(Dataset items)
"""
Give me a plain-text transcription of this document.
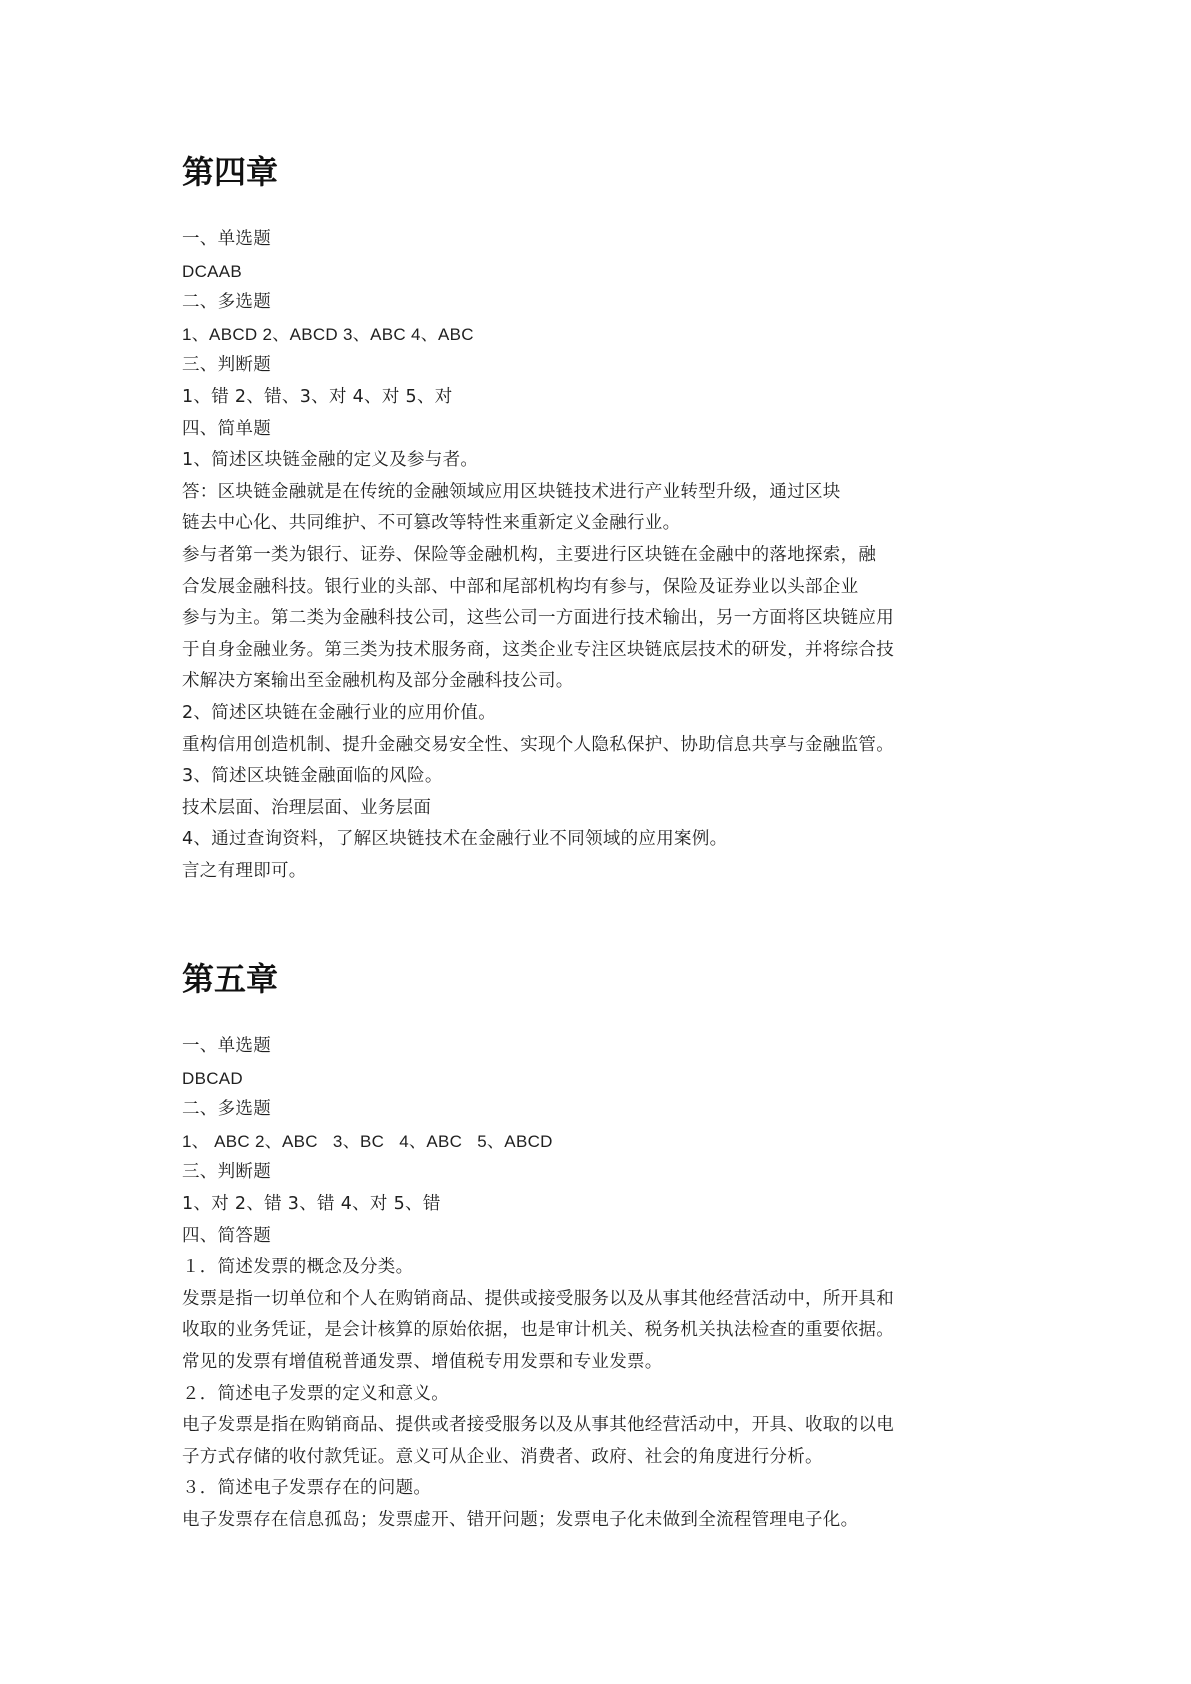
第四章
一、单选题
DCAAB
二、多选题
1、ABCD 2、ABCD 3、ABC 4、ABC
三、判断题
1、错 2、错、3、对 4、对 5、对
四、简单题
1、简述区块链金融的定义及参与者。
答：区块链金融就是在传统的金融领域应用区块链技术进行产业转型升级，通过区块
链去中心化、共同维护、不可篡改等特性来重新定义金融行业。
参与者第一类为银行、证券、保险等金融机构，主要进行区块链在金融中的落地探索，融
合发展金融科技。银行业的头部、中部和尾部机构均有参与，保险及证券业以头部企业
参与为主。第二类为金融科技公司，这些公司一方面进行技术输出，另一方面将区块链应用
于自身金融业务。第三类为技术服务商，这类企业专注区块链底层技术的研发，并将综合技
术解决方案输出至金融机构及部分金融科技公司。
2、简述区块链在金融行业的应用价值。
重构信用创造机制、提升金融交易安全性、实现个人隐私保护、协助信息共享与金融监管。
3、简述区块链金融面临的风险。
技术层面、治理层面、业务层面
4、通过查询资料，了解区块链技术在金融行业不同领域的应用案例。
言之有理即可。
第五章
一、单选题
DBCAD
二、多选题
1、 ABC 2、ABC   3、BC   4、ABC   5、ABCD
三、判断题
1、对 2、错 3、错 4、对 5、错
四、简答题
１．简述发票的概念及分类。
发票是指一切单位和个人在购销商品、提供或接受服务以及从事其他经营活动中，所开具和
收取的业务凭证，是会计核算的原始依据，也是审计机关、税务机关执法检查的重要依据。
常见的发票有增值税普通发票、增值税专用发票和专业发票。
２．简述电子发票的定义和意义。
电子发票是指在购销商品、提供或者接受服务以及从事其他经营活动中，开具、收取的以电
子方式存储的收付款凭证。意义可从企业、消费者、政府、社会的角度进行分析。
３．简述电子发票存在的问题。
电子发票存在信息孤岛；发票虚开、错开问题；发票电子化未做到全流程管理电子化。
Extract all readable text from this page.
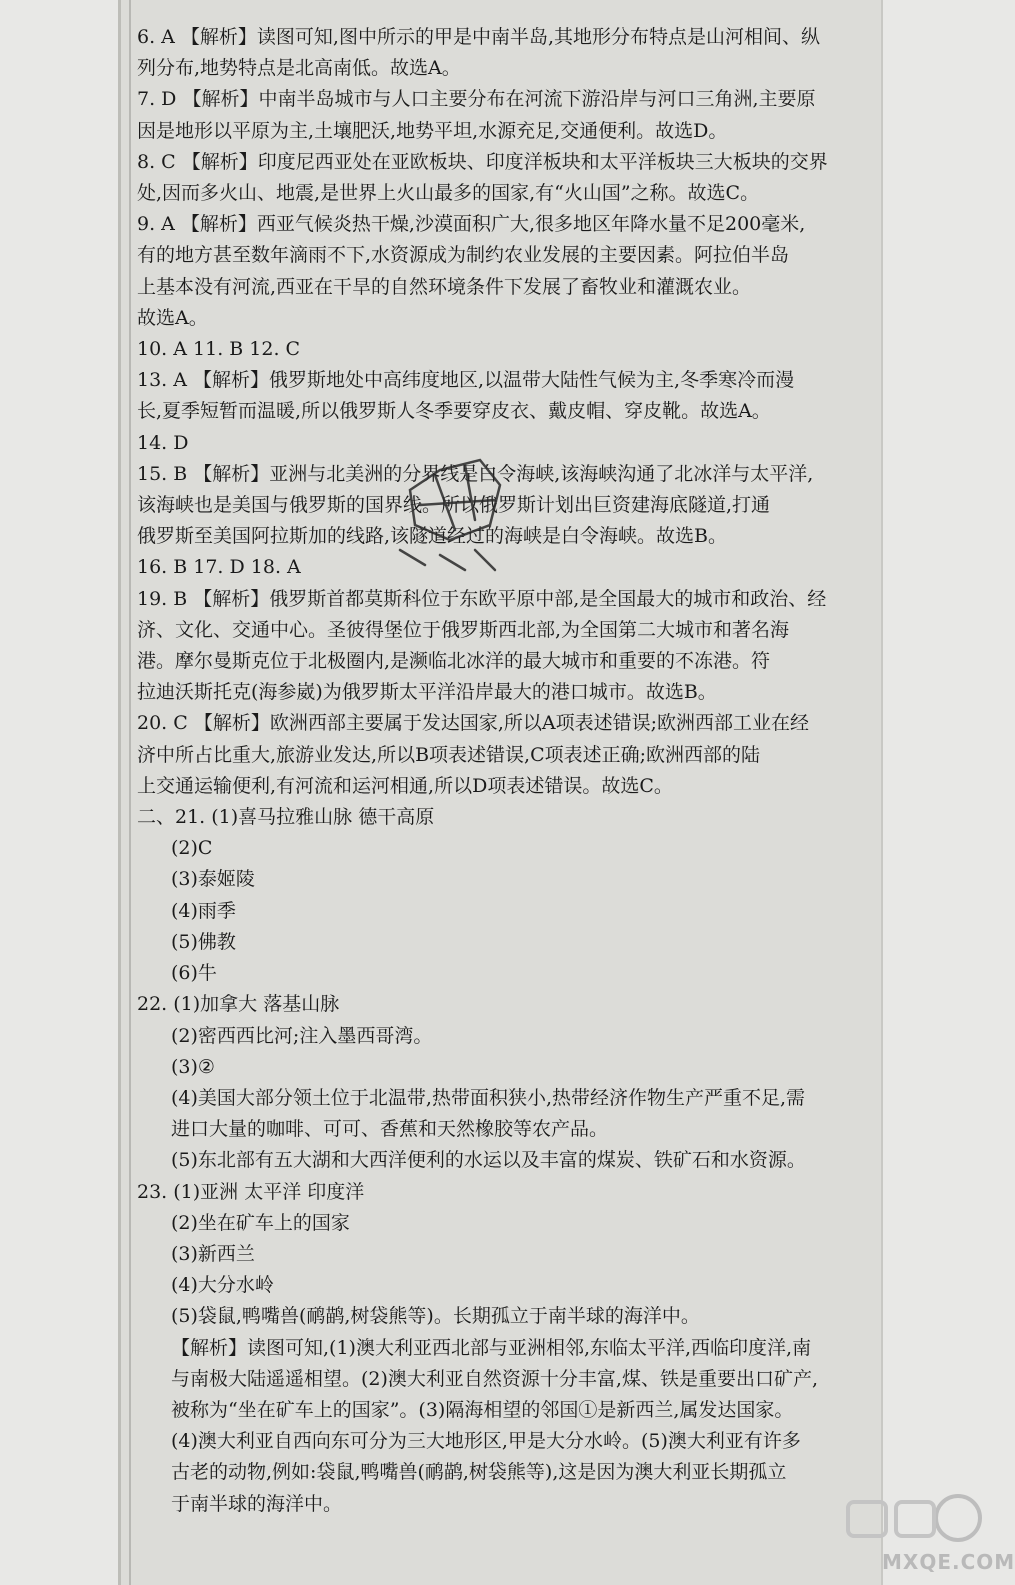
6. A 【解析】读图可知,图中所示的甲是中南半岛,其地形分布特点是山河相间、纵
列分布,地势特点是北高南低。故选A。
7. D 【解析】中南半岛城市与人口主要分布在河流下游沿岸与河口三角洲,主要原
因是地形以平原为主,土壤肥沃,地势平坦,水源充足,交通便利。故选D。
8. C 【解析】印度尼西亚处在亚欧板块、印度洋板块和太平洋板块三大板块的交界
处,因而多火山、地震,是世界上火山最多的国家,有“火山国”之称。故选C。
9. A 【解析】西亚气候炎热干燥,沙漠面积广大,很多地区年降水量不足200毫米,
有的地方甚至数年滴雨不下,水资源成为制约农业发展的主要因素。阿拉伯半岛
上基本没有河流,西亚在干旱的自然环境条件下发展了畜牧业和灌溉农业。
故选A。
10. A 11. B 12. C
13. A 【解析】俄罗斯地处中高纬度地区,以温带大陆性气候为主,冬季寒冷而漫
长,夏季短暂而温暖,所以俄罗斯人冬季要穿皮衣、戴皮帽、穿皮靴。故选A。
14. D
15. B 【解析】亚洲与北美洲的分界线是白令海峡,该海峡沟通了北冰洋与太平洋,
该海峡也是美国与俄罗斯的国界线。所以俄罗斯计划出巨资建海底隧道,打通
俄罗斯至美国阿拉斯加的线路,该隧道经过的海峡是白令海峡。故选B。
16. B 17. D 18. A
19. B 【解析】俄罗斯首都莫斯科位于东欧平原中部,是全国最大的城市和政治、经
济、文化、交通中心。圣彼得堡位于俄罗斯西北部,为全国第二大城市和著名海
港。摩尔曼斯克位于北极圈内,是濒临北冰洋的最大城市和重要的不冻港。符
拉迪沃斯托克(海参崴)为俄罗斯太平洋沿岸最大的港口城市。故选B。
20. C 【解析】欧洲西部主要属于发达国家,所以A项表述错误;欧洲西部工业在经
济中所占比重大,旅游业发达,所以B项表述错误,C项表述正确;欧洲西部的陆
上交通运输便利,有河流和运河相通,所以D项表述错误。故选C。
二、21. (1)喜马拉雅山脉 德干高原
(2)C
(3)泰姬陵
(4)雨季
(5)佛教
(6)牛
22. (1)加拿大 落基山脉
(2)密西西比河;注入墨西哥湾。
(3)②
(4)美国大部分领土位于北温带,热带面积狭小,热带经济作物生产严重不足,需
进口大量的咖啡、可可、香蕉和天然橡胶等农产品。
(5)东北部有五大湖和大西洋便利的水运以及丰富的煤炭、铁矿石和水资源。
23. (1)亚洲 太平洋 印度洋
(2)坐在矿车上的国家
(3)新西兰
(4)大分水岭
(5)袋鼠,鸭嘴兽(鸸鹋,树袋熊等)。长期孤立于南半球的海洋中。
【解析】读图可知,(1)澳大利亚西北部与亚洲相邻,东临太平洋,西临印度洋,南
与南极大陆遥遥相望。(2)澳大利亚自然资源十分丰富,煤、铁是重要出口矿产,
被称为“坐在矿车上的国家”。(3)隔海相望的邻国①是新西兰,属发达国家。
(4)澳大利亚自西向东可分为三大地形区,甲是大分水岭。(5)澳大利亚有许多
古老的动物,例如:袋鼠,鸭嘴兽(鸸鹋,树袋熊等),这是因为澳大利亚长期孤立
于南半球的海洋中。
MXQE.COM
"""
== What you will do ==
Would you return the data exactly as written, without the pictures?

== Problem solution ==
Give me a plain-text transcription of this document.
第四章
一、单选题
DCAAB
二、多选题
1、ABCD 2、ABCD 3、ABC 4、ABC
三、判断题
1、错 2、错、3、对 4、对 5、对
四、简单题
1、简述区块链金融的定义及参与者。
答：区块链金融就是在传统的金融领域应用区块链技术进行产业转型升级，通过区块
链去中心化、共同维护、不可篡改等特性来重新定义金融行业。
参与者第一类为银行、证券、保险等金融机构，主要进行区块链在金融中的落地探索，融
合发展金融科技。银行业的头部、中部和尾部机构均有参与，保险及证券业以头部企业
参与为主。第二类为金融科技公司，这些公司一方面进行技术输出，另一方面将区块链应用
于自身金融业务。第三类为技术服务商，这类企业专注区块链底层技术的研发，并将综合技
术解决方案输出至金融机构及部分金融科技公司。
2、简述区块链在金融行业的应用价值。
重构信用创造机制、提升金融交易安全性、实现个人隐私保护、协助信息共享与金融监管。
3、简述区块链金融面临的风险。
技术层面、治理层面、业务层面
4、通过查询资料，了解区块链技术在金融行业不同领域的应用案例。
言之有理即可。
第五章
一、单选题
DBCAD
二、多选题
1、 ABC 2、ABC   3、BC   4、ABC   5、ABCD
三、判断题
1、对 2、错 3、错 4、对 5、错
四、简答题
１．简述发票的概念及分类。
发票是指一切单位和个人在购销商品、提供或接受服务以及从事其他经营活动中，所开具和
收取的业务凭证，是会计核算的原始依据，也是审计机关、税务机关执法检查的重要依据。
常见的发票有增值税普通发票、增值税专用发票和专业发票。
２．简述电子发票的定义和意义。
电子发票是指在购销商品、提供或者接受服务以及从事其他经营活动中，开具、收取的以电
子方式存储的收付款凭证。意义可从企业、消费者、政府、社会的角度进行分析。
３．简述电子发票存在的问题。
电子发票存在信息孤岛；发票虚开、错开问题；发票电子化未做到全流程管理电子化。
Extract all readable text from this page.
6. A 【解析】读图可知,图中所示的甲是中南半岛,其地形分布特点是山河相间、纵
列分布,地势特点是北高南低。故选A。
7. D 【解析】中南半岛城市与人口主要分布在河流下游沿岸与河口三角洲,主要原
因是地形以平原为主,土壤肥沃,地势平坦,水源充足,交通便利。故选D。
8. C 【解析】印度尼西亚处在亚欧板块、印度洋板块和太平洋板块三大板块的交界
处,因而多火山、地震,是世界上火山最多的国家,有“火山国”之称。故选C。
9. A 【解析】西亚气候炎热干燥,沙漠面积广大,很多地区年降水量不足200毫米,
有的地方甚至数年滴雨不下,水资源成为制约农业发展的主要因素。阿拉伯半岛
上基本没有河流,西亚在干旱的自然环境条件下发展了畜牧业和灌溉农业。
故选A。
10. A 11. B 12. C
13. A 【解析】俄罗斯地处中高纬度地区,以温带大陆性气候为主,冬季寒冷而漫
长,夏季短暂而温暖,所以俄罗斯人冬季要穿皮衣、戴皮帽、穿皮靴。故选A。
14. D
15. B 【解析】亚洲与北美洲的分界线是白令海峡,该海峡沟通了北冰洋与太平洋,
该海峡也是美国与俄罗斯的国界线。所以俄罗斯计划出巨资建海底隧道,打通
俄罗斯至美国阿拉斯加的线路,该隧道经过的海峡是白令海峡。故选B。
16. B 17. D 18. A
19. B 【解析】俄罗斯首都莫斯科位于东欧平原中部,是全国最大的城市和政治、经
济、文化、交通中心。圣彼得堡位于俄罗斯西北部,为全国第二大城市和著名海
港。摩尔曼斯克位于北极圈内,是濒临北冰洋的最大城市和重要的不冻港。符
拉迪沃斯托克(海参崴)为俄罗斯太平洋沿岸最大的港口城市。故选B。
20. C 【解析】欧洲西部主要属于发达国家,所以A项表述错误;欧洲西部工业在经
济中所占比重大,旅游业发达,所以B项表述错误,C项表述正确;欧洲西部的陆
上交通运输便利,有河流和运河相通,所以D项表述错误。故选C。
二、21. (1)喜马拉雅山脉 德干高原
(2)C
(3)泰姬陵
(4)雨季
(5)佛教
(6)牛
22. (1)加拿大 落基山脉
(2)密西西比河;注入墨西哥湾。
(3)②
(4)美国大部分领土位于北温带,热带面积狭小,热带经济作物生产严重不足,需
进口大量的咖啡、可可、香蕉和天然橡胶等农产品。
(5)东北部有五大湖和大西洋便利的水运以及丰富的煤炭、铁矿石和水资源。
23. (1)亚洲 太平洋 印度洋
(2)坐在矿车上的国家
(3)新西兰
(4)大分水岭
(5)袋鼠,鸭嘴兽(鸸鹋,树袋熊等)。长期孤立于南半球的海洋中。
【解析】读图可知,(1)澳大利亚西北部与亚洲相邻,东临太平洋,西临印度洋,南
与南极大陆遥遥相望。(2)澳大利亚自然资源十分丰富,煤、铁是重要出口矿产,
被称为“坐在矿车上的国家”。(3)隔海相望的邻国①是新西兰,属发达国家。
(4)澳大利亚自西向东可分为三大地形区,甲是大分水岭。(5)澳大利亚有许多
古老的动物,例如:袋鼠,鸭嘴兽(鸸鹋,树袋熊等),这是因为澳大利亚长期孤立
于南半球的海洋中。
MXQE.COM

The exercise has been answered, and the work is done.